- **TASK**: Filter the lines below, copying only those with the string "นแรง".
**** INPUT DATA ****
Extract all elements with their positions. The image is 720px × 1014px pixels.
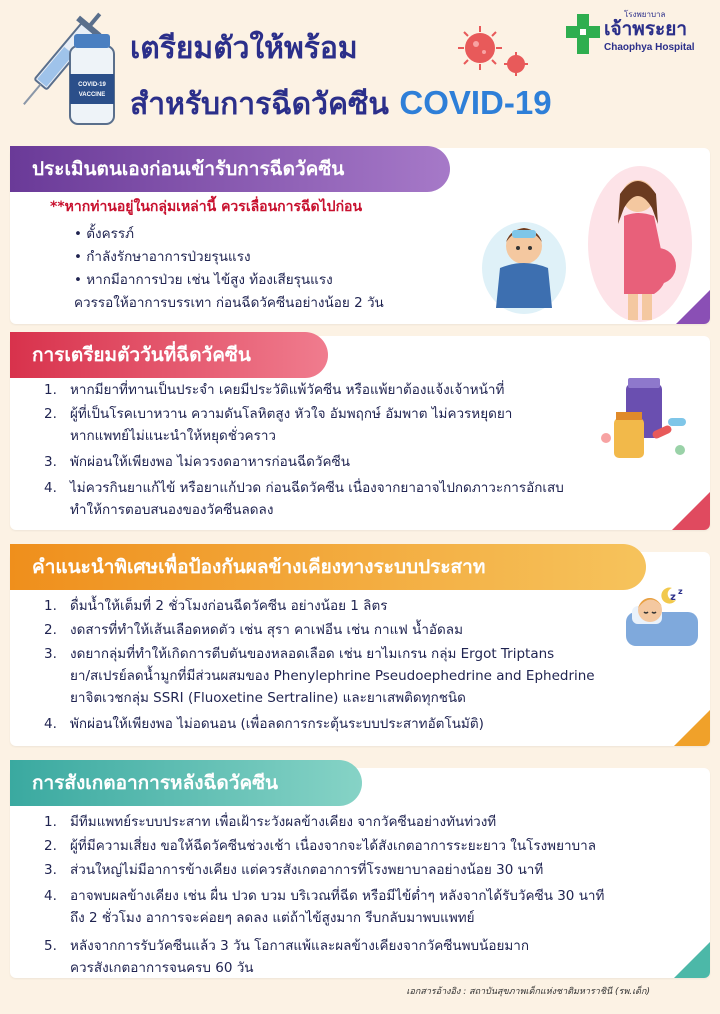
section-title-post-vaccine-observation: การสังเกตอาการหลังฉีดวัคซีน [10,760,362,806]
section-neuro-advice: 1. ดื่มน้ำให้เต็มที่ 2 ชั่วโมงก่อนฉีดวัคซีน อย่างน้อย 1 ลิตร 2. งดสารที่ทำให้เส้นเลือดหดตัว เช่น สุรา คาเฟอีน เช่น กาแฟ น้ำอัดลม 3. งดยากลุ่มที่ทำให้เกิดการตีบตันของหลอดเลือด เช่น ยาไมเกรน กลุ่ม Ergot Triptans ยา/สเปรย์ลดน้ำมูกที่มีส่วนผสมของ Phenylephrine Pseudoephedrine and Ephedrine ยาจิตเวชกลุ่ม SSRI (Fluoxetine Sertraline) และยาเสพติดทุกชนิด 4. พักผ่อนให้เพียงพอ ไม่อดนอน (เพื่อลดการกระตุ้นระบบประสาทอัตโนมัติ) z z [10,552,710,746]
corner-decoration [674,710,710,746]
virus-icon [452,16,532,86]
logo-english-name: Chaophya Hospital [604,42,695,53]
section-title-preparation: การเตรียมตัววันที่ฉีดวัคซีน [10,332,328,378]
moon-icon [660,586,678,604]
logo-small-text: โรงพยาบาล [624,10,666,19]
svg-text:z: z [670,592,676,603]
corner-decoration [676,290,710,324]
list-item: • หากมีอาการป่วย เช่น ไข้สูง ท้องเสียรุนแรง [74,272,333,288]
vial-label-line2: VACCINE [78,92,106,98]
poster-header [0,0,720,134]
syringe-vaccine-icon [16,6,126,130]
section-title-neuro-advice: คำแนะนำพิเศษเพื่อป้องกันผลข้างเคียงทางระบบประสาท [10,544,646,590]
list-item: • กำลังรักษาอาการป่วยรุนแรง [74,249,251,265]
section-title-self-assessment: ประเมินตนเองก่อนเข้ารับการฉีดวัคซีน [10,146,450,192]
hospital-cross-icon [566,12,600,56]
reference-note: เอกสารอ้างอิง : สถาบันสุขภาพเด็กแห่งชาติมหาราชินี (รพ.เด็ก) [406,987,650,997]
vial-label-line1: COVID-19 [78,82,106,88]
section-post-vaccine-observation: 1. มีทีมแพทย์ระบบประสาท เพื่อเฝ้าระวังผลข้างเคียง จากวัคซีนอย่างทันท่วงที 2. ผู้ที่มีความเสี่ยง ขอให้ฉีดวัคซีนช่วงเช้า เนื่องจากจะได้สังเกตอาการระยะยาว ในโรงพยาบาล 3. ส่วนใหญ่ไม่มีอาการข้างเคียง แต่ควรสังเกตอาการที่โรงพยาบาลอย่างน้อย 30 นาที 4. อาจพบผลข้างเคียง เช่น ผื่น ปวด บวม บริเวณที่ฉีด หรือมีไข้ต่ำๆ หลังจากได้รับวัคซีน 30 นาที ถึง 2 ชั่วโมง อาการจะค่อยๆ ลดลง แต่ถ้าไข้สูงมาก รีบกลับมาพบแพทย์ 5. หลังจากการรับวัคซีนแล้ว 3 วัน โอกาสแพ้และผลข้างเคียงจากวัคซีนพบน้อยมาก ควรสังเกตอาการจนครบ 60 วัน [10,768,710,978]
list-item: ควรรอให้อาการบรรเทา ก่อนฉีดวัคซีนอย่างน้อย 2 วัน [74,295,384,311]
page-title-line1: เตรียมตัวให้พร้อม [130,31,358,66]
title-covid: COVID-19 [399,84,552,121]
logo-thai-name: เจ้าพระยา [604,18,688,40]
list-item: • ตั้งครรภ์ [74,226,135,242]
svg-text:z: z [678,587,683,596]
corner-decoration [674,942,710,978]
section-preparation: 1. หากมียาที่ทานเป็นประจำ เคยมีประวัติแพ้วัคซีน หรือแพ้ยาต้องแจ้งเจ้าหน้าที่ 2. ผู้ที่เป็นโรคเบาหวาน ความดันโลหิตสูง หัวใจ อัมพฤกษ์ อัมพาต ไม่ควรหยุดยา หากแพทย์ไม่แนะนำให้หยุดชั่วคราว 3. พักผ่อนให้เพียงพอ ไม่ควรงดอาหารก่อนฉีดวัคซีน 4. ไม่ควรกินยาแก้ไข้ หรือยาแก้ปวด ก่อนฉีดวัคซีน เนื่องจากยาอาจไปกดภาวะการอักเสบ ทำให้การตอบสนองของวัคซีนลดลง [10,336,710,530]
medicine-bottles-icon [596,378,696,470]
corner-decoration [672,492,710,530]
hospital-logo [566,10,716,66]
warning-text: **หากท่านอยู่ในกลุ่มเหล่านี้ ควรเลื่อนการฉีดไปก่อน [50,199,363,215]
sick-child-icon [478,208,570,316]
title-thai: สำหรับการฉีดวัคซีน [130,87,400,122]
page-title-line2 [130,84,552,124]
****
- **OUTPUT FOR THIS TASK**:
list-item: • หากมีอาการป่วย เช่น ไข้สูง ท้องเสียรุนแรง [74,272,333,288]
list-item: • กำลังรักษาอาการป่วยรุนแรง [74,249,251,265]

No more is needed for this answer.